EXERCISE DIRECTIONS =>
Copy each line exactly. Leave nothing out.
## START
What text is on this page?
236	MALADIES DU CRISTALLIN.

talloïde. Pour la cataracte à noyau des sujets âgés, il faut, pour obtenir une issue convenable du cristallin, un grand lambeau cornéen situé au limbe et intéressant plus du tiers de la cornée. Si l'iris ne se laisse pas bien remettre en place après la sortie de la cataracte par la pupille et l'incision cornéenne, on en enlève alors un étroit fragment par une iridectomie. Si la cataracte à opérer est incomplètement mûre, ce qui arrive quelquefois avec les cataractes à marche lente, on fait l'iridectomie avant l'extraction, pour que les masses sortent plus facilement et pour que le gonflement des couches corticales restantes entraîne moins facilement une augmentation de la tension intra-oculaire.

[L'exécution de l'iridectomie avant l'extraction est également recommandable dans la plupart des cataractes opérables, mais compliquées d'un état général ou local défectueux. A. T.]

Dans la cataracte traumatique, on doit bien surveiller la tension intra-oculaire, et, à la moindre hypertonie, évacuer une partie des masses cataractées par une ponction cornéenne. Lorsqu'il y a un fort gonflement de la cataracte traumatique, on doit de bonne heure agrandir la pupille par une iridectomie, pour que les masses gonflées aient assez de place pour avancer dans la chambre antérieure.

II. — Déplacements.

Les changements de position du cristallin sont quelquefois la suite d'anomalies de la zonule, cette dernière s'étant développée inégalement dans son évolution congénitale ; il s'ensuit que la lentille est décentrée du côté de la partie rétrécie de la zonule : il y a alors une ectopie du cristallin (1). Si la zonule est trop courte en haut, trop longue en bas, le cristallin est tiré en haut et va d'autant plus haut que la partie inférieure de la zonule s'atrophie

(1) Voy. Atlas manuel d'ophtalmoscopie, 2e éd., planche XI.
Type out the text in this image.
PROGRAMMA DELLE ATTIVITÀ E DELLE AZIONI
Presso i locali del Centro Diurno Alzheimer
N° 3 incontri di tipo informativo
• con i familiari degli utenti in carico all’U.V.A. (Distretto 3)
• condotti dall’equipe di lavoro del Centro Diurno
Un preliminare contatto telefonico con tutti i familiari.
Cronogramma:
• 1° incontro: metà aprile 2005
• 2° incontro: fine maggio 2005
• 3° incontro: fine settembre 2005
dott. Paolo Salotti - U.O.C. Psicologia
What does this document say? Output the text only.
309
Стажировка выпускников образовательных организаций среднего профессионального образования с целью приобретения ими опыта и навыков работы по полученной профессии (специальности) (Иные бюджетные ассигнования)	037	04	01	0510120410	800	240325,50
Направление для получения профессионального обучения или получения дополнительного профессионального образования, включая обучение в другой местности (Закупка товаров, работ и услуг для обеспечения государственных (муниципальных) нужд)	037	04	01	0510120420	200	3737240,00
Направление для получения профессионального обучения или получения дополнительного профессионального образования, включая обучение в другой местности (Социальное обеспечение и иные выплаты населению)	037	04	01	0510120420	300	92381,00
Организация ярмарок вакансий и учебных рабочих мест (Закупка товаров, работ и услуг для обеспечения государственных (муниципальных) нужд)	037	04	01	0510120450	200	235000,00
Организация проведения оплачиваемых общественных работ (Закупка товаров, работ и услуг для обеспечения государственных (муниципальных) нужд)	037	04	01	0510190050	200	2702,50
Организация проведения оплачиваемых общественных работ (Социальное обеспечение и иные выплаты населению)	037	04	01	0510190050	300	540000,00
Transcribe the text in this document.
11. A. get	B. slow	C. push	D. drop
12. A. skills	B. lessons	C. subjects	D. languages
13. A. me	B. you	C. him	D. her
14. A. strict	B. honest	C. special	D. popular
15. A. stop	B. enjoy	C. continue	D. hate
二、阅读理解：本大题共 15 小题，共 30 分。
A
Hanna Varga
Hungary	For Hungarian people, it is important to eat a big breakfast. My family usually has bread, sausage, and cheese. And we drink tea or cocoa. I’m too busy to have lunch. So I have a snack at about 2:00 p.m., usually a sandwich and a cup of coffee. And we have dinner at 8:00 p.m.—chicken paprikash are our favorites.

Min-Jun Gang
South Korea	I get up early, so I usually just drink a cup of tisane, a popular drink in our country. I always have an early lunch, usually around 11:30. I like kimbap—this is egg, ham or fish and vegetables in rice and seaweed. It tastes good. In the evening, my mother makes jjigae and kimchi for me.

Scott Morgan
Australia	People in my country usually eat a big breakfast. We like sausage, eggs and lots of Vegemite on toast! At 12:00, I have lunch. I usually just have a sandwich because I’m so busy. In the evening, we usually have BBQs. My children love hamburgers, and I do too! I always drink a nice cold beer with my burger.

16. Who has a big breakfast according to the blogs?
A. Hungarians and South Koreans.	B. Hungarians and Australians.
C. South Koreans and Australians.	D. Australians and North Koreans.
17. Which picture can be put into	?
## END
REPLY =>
What text is on this page?
236	MALADIES DU CRISTALLIN.

talloïde. Pour la cataracte à noyau des sujets âgés, il faut, pour obtenir une issue convenable du cristallin, un grand lambeau cornéen situé au limbe et intéressant plus du tiers de la cornée. Si l'iris ne se laisse pas bien remettre en place après la sortie de la cataracte par la pupille et l'incision cornéenne, on en enlève alors un étroit fragment par une iridectomie. Si la cataracte à opérer est incomplètement mûre, ce qui arrive quelquefois avec les cataractes à marche lente, on fait l'iridectomie avant l'extraction, pour que les masses sortent plus facilement et pour que le gonflement des couches corticales restantes entraîne moins facilement une augmentation de la tension intra-oculaire.

[L'exécution de l'iridectomie avant l'extraction est également recommandable dans la plupart des cataractes opérables, mais compliquées d'un état général ou local défectueux. A. T.]

Dans la cataracte traumatique, on doit bien surveiller la tension intra-oculaire, et, à la moindre hypertonie, évacuer une partie des masses cataractées par une ponction cornéenne. Lorsqu'il y a un fort gonflement de la cataracte traumatique, on doit de bonne heure agrandir la pupille par une iridectomie, pour que les masses gonflées aient assez de place pour avancer dans la chambre antérieure.

II. — Déplacements.

Les changements de position du cristallin sont quelquefois la suite d'anomalies de la zonule, cette dernière s'étant développée inégalement dans son évolution congénitale ; il s'ensuit que la lentille est décentrée du côté de la partie rétrécie de la zonule : il y a alors une ectopie du cristallin (1). Si la zonule est trop courte en haut, trop longue en bas, le cristallin est tiré en haut et va d'autant plus haut que la partie inférieure de la zonule s'atrophie

(1) Voy. Atlas manuel d'ophtalmoscopie, 2e éd., planche XI.
Type out the text in this image.
PROGRAMMA DELLE ATTIVITÀ E DELLE AZIONI
Presso i locali del Centro Diurno Alzheimer
N° 3 incontri di tipo informativo
• con i familiari degli utenti in carico all’U.V.A. (Distretto 3)
• condotti dall’equipe di lavoro del Centro Diurno
Un preliminare contatto telefonico con tutti i familiari.
Cronogramma:
• 1° incontro: metà aprile 2005
• 2° incontro: fine maggio 2005
• 3° incontro: fine settembre 2005
dott. Paolo Salotti - U.O.C. Psicologia
What does this document say? Output the text only.
309
Стажировка выпускников образовательных организаций среднего профессионального образования с целью приобретения ими опыта и навыков работы по полученной профессии (специальности) (Иные бюджетные ассигнования)	037	04	01	0510120410	800	240325,50
Направление для получения профессионального обучения или получения дополнительного профессионального образования, включая обучение в другой местности (Закупка товаров, работ и услуг для обеспечения государственных (муниципальных) нужд)	037	04	01	0510120420	200	3737240,00
Направление для получения профессионального обучения или получения дополнительного профессионального образования, включая обучение в другой местности (Социальное обеспечение и иные выплаты населению)	037	04	01	0510120420	300	92381,00
Организация ярмарок вакансий и учебных рабочих мест (Закупка товаров, работ и услуг для обеспечения государственных (муниципальных) нужд)	037	04	01	0510120450	200	235000,00
Организация проведения оплачиваемых общественных работ (Закупка товаров, работ и услуг для обеспечения государственных (муниципальных) нужд)	037	04	01	0510190050	200	2702,50
Организация проведения оплачиваемых общественных работ (Социальное обеспечение и иные выплаты населению)	037	04	01	0510190050	300	540000,00
Transcribe the text in this document.
11. A. get	B. slow	C. push	D. drop
12. A. skills	B. lessons	C. subjects	D. languages
13. A. me	B. you	C. him	D. her
14. A. strict	B. honest	C. special	D. popular
15. A. stop	B. enjoy	C. continue	D. hate
二、阅读理解：本大题共 15 小题，共 30 分。
A
Hanna Varga
Hungary	For Hungarian people, it is important to eat a big breakfast. My family usually has bread, sausage, and cheese. And we drink tea or cocoa. I’m too busy to have lunch. So I have a snack at about 2:00 p.m., usually a sandwich and a cup of coffee. And we have dinner at 8:00 p.m.—chicken paprikash are our favorites.

Min-Jun Gang
South Korea	I get up early, so I usually just drink a cup of tisane, a popular drink in our country. I always have an early lunch, usually around 11:30. I like kimbap—this is egg, ham or fish and vegetables in rice and seaweed. It tastes good. In the evening, my mother makes jjigae and kimchi for me.

Scott Morgan
Australia	People in my country usually eat a big breakfast. We like sausage, eggs and lots of Vegemite on toast! At 12:00, I have lunch. I usually just have a sandwich because I’m so busy. In the evening, we usually have BBQs. My children love hamburgers, and I do too! I always drink a nice cold beer with my burger.

16. Who has a big breakfast according to the blogs?
A. Hungarians and South Koreans.	B. Hungarians and Australians.
C. South Koreans and Australians.	D. Australians and North Koreans.
17. Which picture can be put into	?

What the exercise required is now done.